Word for word, restate every line of the material.

________

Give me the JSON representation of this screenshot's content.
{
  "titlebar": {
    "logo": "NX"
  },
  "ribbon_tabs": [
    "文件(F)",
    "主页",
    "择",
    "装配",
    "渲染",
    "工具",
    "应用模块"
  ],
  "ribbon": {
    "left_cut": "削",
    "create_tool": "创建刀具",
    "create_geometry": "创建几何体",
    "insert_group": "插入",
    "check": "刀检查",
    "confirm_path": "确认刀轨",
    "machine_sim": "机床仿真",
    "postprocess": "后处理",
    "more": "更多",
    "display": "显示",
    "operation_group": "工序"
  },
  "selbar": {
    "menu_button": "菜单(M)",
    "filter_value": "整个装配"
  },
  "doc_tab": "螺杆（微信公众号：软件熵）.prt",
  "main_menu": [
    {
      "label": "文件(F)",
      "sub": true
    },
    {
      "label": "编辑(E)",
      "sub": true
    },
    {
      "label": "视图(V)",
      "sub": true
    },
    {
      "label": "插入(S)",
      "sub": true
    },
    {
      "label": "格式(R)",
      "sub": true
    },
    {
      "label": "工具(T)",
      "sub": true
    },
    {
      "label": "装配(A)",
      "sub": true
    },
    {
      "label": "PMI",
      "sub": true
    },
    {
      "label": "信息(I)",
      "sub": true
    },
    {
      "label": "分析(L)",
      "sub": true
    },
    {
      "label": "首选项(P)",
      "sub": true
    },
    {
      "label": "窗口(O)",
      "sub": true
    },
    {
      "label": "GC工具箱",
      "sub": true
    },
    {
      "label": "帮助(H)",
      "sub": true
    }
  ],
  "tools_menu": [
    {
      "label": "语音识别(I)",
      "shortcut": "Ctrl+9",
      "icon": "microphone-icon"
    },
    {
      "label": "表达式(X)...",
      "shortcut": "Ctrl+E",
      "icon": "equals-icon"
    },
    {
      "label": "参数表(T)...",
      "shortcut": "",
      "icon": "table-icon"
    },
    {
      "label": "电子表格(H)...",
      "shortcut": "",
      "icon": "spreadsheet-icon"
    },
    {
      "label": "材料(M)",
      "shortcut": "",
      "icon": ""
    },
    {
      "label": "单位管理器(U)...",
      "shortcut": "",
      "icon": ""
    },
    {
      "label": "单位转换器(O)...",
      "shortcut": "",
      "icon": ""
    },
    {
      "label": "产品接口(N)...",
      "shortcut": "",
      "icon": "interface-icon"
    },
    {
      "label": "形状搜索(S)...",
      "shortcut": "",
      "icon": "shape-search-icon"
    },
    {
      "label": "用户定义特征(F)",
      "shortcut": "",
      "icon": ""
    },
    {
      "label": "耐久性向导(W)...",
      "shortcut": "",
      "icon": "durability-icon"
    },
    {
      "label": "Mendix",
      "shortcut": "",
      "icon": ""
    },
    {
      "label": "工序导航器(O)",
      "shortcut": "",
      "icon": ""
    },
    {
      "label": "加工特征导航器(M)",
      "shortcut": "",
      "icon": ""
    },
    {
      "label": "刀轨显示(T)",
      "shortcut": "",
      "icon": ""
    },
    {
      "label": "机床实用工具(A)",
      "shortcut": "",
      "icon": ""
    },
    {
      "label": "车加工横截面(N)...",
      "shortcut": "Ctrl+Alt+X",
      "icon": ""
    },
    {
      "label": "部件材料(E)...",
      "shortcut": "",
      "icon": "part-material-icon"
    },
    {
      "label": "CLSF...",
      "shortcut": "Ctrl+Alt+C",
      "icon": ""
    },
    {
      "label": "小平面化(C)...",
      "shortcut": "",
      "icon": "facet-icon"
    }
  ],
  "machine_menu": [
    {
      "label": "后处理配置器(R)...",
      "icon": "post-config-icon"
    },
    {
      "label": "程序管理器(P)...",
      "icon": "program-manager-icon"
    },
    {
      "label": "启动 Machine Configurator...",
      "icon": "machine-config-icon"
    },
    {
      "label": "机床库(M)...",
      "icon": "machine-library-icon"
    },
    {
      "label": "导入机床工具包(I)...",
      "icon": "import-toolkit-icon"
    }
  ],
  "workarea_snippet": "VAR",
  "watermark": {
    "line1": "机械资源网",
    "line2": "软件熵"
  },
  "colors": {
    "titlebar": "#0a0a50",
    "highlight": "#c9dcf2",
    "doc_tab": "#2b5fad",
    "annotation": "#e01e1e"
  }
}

________

**OUTPUT FOR THIS TASK**.
Give me the JSON representation of this screenshot's content.
{
  "titlebar": {
    "logo": "NX"
  },
  "ribbon_tabs": [
    "文件(F)",
    "主页",
    "择",
    "装配",
    "渲染",
    "工具",
    "应用模块"
  ],
  "ribbon": {
    "left_cut": "削",
    "create_tool": "创建刀具",
    "create_geometry": "创建几何体",
    "insert_group": "插入",
    "check": "刀检查",
    "confirm_path": "确认刀轨",
    "machine_sim": "机床仿真",
    "postprocess": "后处理",
    "more": "更多",
    "display": "显示",
    "operation_group": "工序"
  },
  "selbar": {
    "menu_button": "菜单(M)",
    "filter_value": "整个装配"
  },
  "doc_tab": "螺杆（微信公众号：软件熵）.prt",
  "main_menu": [
    {
      "label": "文件(F)",
      "sub": true
    },
    {
      "label": "编辑(E)",
      "sub": true
    },
    {
      "label": "视图(V)",
      "sub": true
    },
    {
      "label": "插入(S)",
      "sub": true
    },
    {
      "label": "格式(R)",
      "sub": true
    },
    {
      "label": "工具(T)",
      "sub": true
    },
    {
      "label": "装配(A)",
      "sub": true
    },
    {
      "label": "PMI",
      "sub": true
    },
    {
      "label": "信息(I)",
      "sub": true
    },
    {
      "label": "分析(L)",
      "sub": true
    },
    {
      "label": "首选项(P)",
      "sub": true
    },
    {
      "label": "窗口(O)",
      "sub": true
    },
    {
      "label": "GC工具箱",
      "sub": true
    },
    {
      "label": "帮助(H)",
      "sub": true
    }
  ],
  "tools_menu": [
    {
      "label": "语音识别(I)",
      "shortcut": "Ctrl+9",
      "icon": "microphone-icon"
    },
    {
      "label": "表达式(X)...",
      "shortcut": "Ctrl+E",
      "icon": "equals-icon"
    },
    {
      "label": "参数表(T)...",
      "shortcut": "",
      "icon": "table-icon"
    },
    {
      "label": "电子表格(H)...",
      "shortcut": "",
      "icon": "spreadsheet-icon"
    },
    {
      "label": "材料(M)",
      "shortcut": "",
      "icon": ""
    },
    {
      "label": "单位管理器(U)...",
      "shortcut": "",
      "icon": ""
    },
    {
      "label": "单位转换器(O)...",
      "shortcut": "",
      "icon": ""
    },
    {
      "label": "产品接口(N)...",
      "shortcut": "",
      "icon": "interface-icon"
    },
    {
      "label": "形状搜索(S)...",
      "shortcut": "",
      "icon": "shape-search-icon"
    },
    {
      "label": "用户定义特征(F)",
      "shortcut": "",
      "icon": ""
    },
    {
      "label": "耐久性向导(W)...",
      "shortcut": "",
      "icon": "durability-icon"
    },
    {
      "label": "Mendix",
      "shortcut": "",
      "icon": ""
    },
    {
      "label": "工序导航器(O)",
      "shortcut": "",
      "icon": ""
    },
    {
      "label": "加工特征导航器(M)",
      "shortcut": "",
      "icon": ""
    },
    {
      "label": "刀轨显示(T)",
      "shortcut": "",
      "icon": ""
    },
    {
      "label": "机床实用工具(A)",
      "shortcut": "",
      "icon": ""
    },
    {
      "label": "车加工横截面(N)...",
      "shortcut": "Ctrl+Alt+X",
      "icon": ""
    },
    {
      "label": "部件材料(E)...",
      "shortcut": "",
      "icon": "part-material-icon"
    },
    {
      "label": "CLSF...",
      "shortcut": "Ctrl+Alt+C",
      "icon": ""
    },
    {
      "label": "小平面化(C)...",
      "shortcut": "",
      "icon": "facet-icon"
    }
  ],
  "machine_menu": [
    {
      "label": "后处理配置器(R)...",
      "icon": "post-config-icon"
    },
    {
      "label": "程序管理器(P)...",
      "icon": "program-manager-icon"
    },
    {
      "label": "启动 Machine Configurator...",
      "icon": "machine-config-icon"
    },
    {
      "label": "机床库(M)...",
      "icon": "machine-library-icon"
    },
    {
      "label": "导入机床工具包(I)...",
      "icon": "import-toolkit-icon"
    }
  ],
  "workarea_snippet": "VAR",
  "watermark": {
    "line1": "机械资源网",
    "line2": "软件熵"
  },
  "colors": {
    "titlebar": "#0a0a50",
    "highlight": "#c9dcf2",
    "doc_tab": "#2b5fad",
    "annotation": "#e01e1e"
  }
}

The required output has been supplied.